▸ **Data records**

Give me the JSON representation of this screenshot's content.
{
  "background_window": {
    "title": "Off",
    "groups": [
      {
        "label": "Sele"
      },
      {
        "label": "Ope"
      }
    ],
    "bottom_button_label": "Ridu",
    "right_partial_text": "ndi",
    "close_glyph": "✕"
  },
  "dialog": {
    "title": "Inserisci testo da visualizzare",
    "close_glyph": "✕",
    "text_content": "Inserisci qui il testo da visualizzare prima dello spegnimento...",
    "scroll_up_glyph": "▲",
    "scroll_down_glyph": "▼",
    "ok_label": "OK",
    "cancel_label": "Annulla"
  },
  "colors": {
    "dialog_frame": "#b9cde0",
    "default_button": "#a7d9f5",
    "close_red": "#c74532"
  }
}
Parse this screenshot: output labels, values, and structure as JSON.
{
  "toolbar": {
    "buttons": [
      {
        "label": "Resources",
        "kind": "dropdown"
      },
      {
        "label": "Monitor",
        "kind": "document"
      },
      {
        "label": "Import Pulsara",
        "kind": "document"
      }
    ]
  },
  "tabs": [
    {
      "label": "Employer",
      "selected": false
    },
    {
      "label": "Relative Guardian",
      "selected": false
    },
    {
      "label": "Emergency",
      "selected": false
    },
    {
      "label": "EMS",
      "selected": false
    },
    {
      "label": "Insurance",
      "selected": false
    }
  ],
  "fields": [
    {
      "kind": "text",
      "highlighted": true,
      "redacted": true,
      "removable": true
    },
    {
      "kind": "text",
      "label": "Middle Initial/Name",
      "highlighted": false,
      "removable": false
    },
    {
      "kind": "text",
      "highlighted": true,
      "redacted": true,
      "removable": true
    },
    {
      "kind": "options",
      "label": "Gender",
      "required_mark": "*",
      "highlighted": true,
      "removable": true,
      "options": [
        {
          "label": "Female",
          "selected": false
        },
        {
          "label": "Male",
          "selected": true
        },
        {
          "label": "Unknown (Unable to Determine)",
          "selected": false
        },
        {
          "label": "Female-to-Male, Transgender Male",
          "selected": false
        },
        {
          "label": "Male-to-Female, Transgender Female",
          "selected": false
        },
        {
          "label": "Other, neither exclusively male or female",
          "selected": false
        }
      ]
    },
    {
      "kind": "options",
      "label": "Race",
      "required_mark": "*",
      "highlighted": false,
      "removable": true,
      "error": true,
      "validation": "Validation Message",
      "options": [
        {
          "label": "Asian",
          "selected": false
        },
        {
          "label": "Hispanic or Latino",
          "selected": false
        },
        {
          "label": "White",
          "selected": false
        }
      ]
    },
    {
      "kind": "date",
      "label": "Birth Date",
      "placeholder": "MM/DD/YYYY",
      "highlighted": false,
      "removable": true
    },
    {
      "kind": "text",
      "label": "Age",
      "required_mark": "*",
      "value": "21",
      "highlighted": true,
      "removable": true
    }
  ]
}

▸ **What this task involves**
Every entry must be retyped in full, exactly as given.

▸ **Output for this task**
Give me the JSON representation of this screenshot's content.
{
  "background_window": {
    "title": "Off",
    "groups": [
      {
        "label": "Sele"
      },
      {
        "label": "Ope"
      }
    ],
    "bottom_button_label": "Ridu",
    "right_partial_text": "ndi",
    "close_glyph": "✕"
  },
  "dialog": {
    "title": "Inserisci testo da visualizzare",
    "close_glyph": "✕",
    "text_content": "Inserisci qui il testo da visualizzare prima dello spegnimento...",
    "scroll_up_glyph": "▲",
    "scroll_down_glyph": "▼",
    "ok_label": "OK",
    "cancel_label": "Annulla"
  },
  "colors": {
    "dialog_frame": "#b9cde0",
    "default_button": "#a7d9f5",
    "close_red": "#c74532"
  }
}
Parse this screenshot: output labels, values, and structure as JSON.
{
  "toolbar": {
    "buttons": [
      {
        "label": "Resources",
        "kind": "dropdown"
      },
      {
        "label": "Monitor",
        "kind": "document"
      },
      {
        "label": "Import Pulsara",
        "kind": "document"
      }
    ]
  },
  "tabs": [
    {
      "label": "Employer",
      "selected": false
    },
    {
      "label": "Relative Guardian",
      "selected": false
    },
    {
      "label": "Emergency",
      "selected": false
    },
    {
      "label": "EMS",
      "selected": false
    },
    {
      "label": "Insurance",
      "selected": false
    }
  ],
  "fields": [
    {
      "kind": "text",
      "highlighted": true,
      "redacted": true,
      "removable": true
    },
    {
      "kind": "text",
      "label": "Middle Initial/Name",
      "highlighted": false,
      "removable": false
    },
    {
      "kind": "text",
      "highlighted": true,
      "redacted": true,
      "removable": true
    },
    {
      "kind": "options",
      "label": "Gender",
      "required_mark": "*",
      "highlighted": true,
      "removable": true,
      "options": [
        {
          "label": "Female",
          "selected": false
        },
        {
          "label": "Male",
          "selected": true
        },
        {
          "label": "Unknown (Unable to Determine)",
          "selected": false
        },
        {
          "label": "Female-to-Male, Transgender Male",
          "selected": false
        },
        {
          "label": "Male-to-Female, Transgender Female",
          "selected": false
        },
        {
          "label": "Other, neither exclusively male or female",
          "selected": false
        }
      ]
    },
    {
      "kind": "options",
      "label": "Race",
      "required_mark": "*",
      "highlighted": false,
      "removable": true,
      "error": true,
      "validation": "Validation Message",
      "options": [
        {
          "label": "Asian",
          "selected": false
        },
        {
          "label": "Hispanic or Latino",
          "selected": false
        },
        {
          "label": "White",
          "selected": false
        }
      ]
    },
    {
      "kind": "date",
      "label": "Birth Date",
      "placeholder": "MM/DD/YYYY",
      "highlighted": false,
      "removable": true
    },
    {
      "kind": "text",
      "label": "Age",
      "required_mark": "*",
      "value": "21",
      "highlighted": true,
      "removable": true
    }
  ]
}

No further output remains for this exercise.